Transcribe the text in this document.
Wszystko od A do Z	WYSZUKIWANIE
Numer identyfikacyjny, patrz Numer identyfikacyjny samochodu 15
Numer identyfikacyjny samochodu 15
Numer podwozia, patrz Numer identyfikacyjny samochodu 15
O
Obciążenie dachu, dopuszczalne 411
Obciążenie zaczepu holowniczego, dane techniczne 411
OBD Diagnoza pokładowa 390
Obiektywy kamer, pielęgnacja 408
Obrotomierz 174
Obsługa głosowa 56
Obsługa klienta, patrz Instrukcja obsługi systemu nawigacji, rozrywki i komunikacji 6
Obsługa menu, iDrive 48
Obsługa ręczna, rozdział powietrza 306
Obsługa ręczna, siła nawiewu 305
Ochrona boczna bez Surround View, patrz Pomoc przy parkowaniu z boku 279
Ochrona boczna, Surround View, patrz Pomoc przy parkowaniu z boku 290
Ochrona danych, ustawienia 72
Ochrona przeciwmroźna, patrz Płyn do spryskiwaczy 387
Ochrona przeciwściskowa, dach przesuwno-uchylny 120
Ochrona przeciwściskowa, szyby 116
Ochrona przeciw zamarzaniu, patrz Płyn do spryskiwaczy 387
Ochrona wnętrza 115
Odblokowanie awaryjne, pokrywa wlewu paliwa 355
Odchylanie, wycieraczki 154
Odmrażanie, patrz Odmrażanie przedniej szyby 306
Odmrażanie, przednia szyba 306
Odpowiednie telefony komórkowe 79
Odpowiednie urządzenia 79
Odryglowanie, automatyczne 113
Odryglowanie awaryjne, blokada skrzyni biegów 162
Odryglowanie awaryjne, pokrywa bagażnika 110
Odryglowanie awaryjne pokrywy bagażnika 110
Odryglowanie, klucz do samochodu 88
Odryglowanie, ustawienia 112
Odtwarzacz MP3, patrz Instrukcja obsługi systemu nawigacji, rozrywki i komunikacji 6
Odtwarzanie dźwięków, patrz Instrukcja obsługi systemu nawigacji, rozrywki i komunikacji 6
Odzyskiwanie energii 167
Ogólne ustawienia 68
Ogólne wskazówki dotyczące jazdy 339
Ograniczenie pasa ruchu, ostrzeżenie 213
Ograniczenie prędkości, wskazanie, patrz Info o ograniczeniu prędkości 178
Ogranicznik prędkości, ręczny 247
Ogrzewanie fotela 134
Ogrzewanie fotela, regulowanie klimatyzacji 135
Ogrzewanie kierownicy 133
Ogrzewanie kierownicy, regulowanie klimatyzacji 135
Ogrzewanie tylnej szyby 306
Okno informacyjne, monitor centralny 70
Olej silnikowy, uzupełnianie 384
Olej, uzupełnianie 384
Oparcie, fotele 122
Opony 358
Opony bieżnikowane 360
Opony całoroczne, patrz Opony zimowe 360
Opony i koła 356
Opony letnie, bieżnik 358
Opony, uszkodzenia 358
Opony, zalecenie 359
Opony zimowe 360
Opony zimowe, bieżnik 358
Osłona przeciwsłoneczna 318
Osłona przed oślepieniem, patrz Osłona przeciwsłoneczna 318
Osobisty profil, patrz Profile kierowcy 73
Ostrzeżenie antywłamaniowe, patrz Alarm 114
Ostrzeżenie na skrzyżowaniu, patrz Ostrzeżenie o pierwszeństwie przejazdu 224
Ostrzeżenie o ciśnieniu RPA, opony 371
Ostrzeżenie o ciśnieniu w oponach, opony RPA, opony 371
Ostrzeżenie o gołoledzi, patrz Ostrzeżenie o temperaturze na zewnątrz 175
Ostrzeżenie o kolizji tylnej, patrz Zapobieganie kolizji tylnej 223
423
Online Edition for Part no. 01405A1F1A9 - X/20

--------------------------------

● **SHORT PROBLEM**: Quote the material exactly, leaving nothing out.

● **EXERCISE OUTPUT**:
Transcribe the text in this document.
Wszystko od A do Z	WYSZUKIWANIE
Numer identyfikacyjny, patrz Numer identyfikacyjny samochodu 15
Numer identyfikacyjny samochodu 15
Numer podwozia, patrz Numer identyfikacyjny samochodu 15
O
Obciążenie dachu, dopuszczalne 411
Obciążenie zaczepu holowniczego, dane techniczne 411
OBD Diagnoza pokładowa 390
Obiektywy kamer, pielęgnacja 408
Obrotomierz 174
Obsługa głosowa 56
Obsługa klienta, patrz Instrukcja obsługi systemu nawigacji, rozrywki i komunikacji 6
Obsługa menu, iDrive 48
Obsługa ręczna, rozdział powietrza 306
Obsługa ręczna, siła nawiewu 305
Ochrona boczna bez Surround View, patrz Pomoc przy parkowaniu z boku 279
Ochrona boczna, Surround View, patrz Pomoc przy parkowaniu z boku 290
Ochrona danych, ustawienia 72
Ochrona przeciwmroźna, patrz Płyn do spryskiwaczy 387
Ochrona przeciwściskowa, dach przesuwno-uchylny 120
Ochrona przeciwściskowa, szyby 116
Ochrona przeciw zamarzaniu, patrz Płyn do spryskiwaczy 387
Ochrona wnętrza 115
Odblokowanie awaryjne, pokrywa wlewu paliwa 355
Odchylanie, wycieraczki 154
Odmrażanie, patrz Odmrażanie przedniej szyby 306
Odmrażanie, przednia szyba 306
Odpowiednie telefony komórkowe 79
Odpowiednie urządzenia 79
Odryglowanie, automatyczne 113
Odryglowanie awaryjne, blokada skrzyni biegów 162
Odryglowanie awaryjne, pokrywa bagażnika 110
Odryglowanie awaryjne pokrywy bagażnika 110
Odryglowanie, klucz do samochodu 88
Odryglowanie, ustawienia 112
Odtwarzacz MP3, patrz Instrukcja obsługi systemu nawigacji, rozrywki i komunikacji 6
Odtwarzanie dźwięków, patrz Instrukcja obsługi systemu nawigacji, rozrywki i komunikacji 6
Odzyskiwanie energii 167
Ogólne ustawienia 68
Ogólne wskazówki dotyczące jazdy 339
Ograniczenie pasa ruchu, ostrzeżenie 213
Ograniczenie prędkości, wskazanie, patrz Info o ograniczeniu prędkości 178
Ogranicznik prędkości, ręczny 247
Ogrzewanie fotela 134
Ogrzewanie fotela, regulowanie klimatyzacji 135
Ogrzewanie kierownicy 133
Ogrzewanie kierownicy, regulowanie klimatyzacji 135
Ogrzewanie tylnej szyby 306
Okno informacyjne, monitor centralny 70
Olej silnikowy, uzupełnianie 384
Olej, uzupełnianie 384
Oparcie, fotele 122
Opony 358
Opony bieżnikowane 360
Opony całoroczne, patrz Opony zimowe 360
Opony i koła 356
Opony letnie, bieżnik 358
Opony, uszkodzenia 358
Opony, zalecenie 359
Opony zimowe 360
Opony zimowe, bieżnik 358
Osłona przeciwsłoneczna 318
Osłona przed oślepieniem, patrz Osłona przeciwsłoneczna 318
Osobisty profil, patrz Profile kierowcy 73
Ostrzeżenie antywłamaniowe, patrz Alarm 114
Ostrzeżenie na skrzyżowaniu, patrz Ostrzeżenie o pierwszeństwie przejazdu 224
Ostrzeżenie o ciśnieniu RPA, opony 371
Ostrzeżenie o ciśnieniu w oponach, opony RPA, opony 371
Ostrzeżenie o gołoledzi, patrz Ostrzeżenie o temperaturze na zewnątrz 175
Ostrzeżenie o kolizji tylnej, patrz Zapobieganie kolizji tylnej 223
423
Online Edition for Part no. 01405A1F1A9 - X/20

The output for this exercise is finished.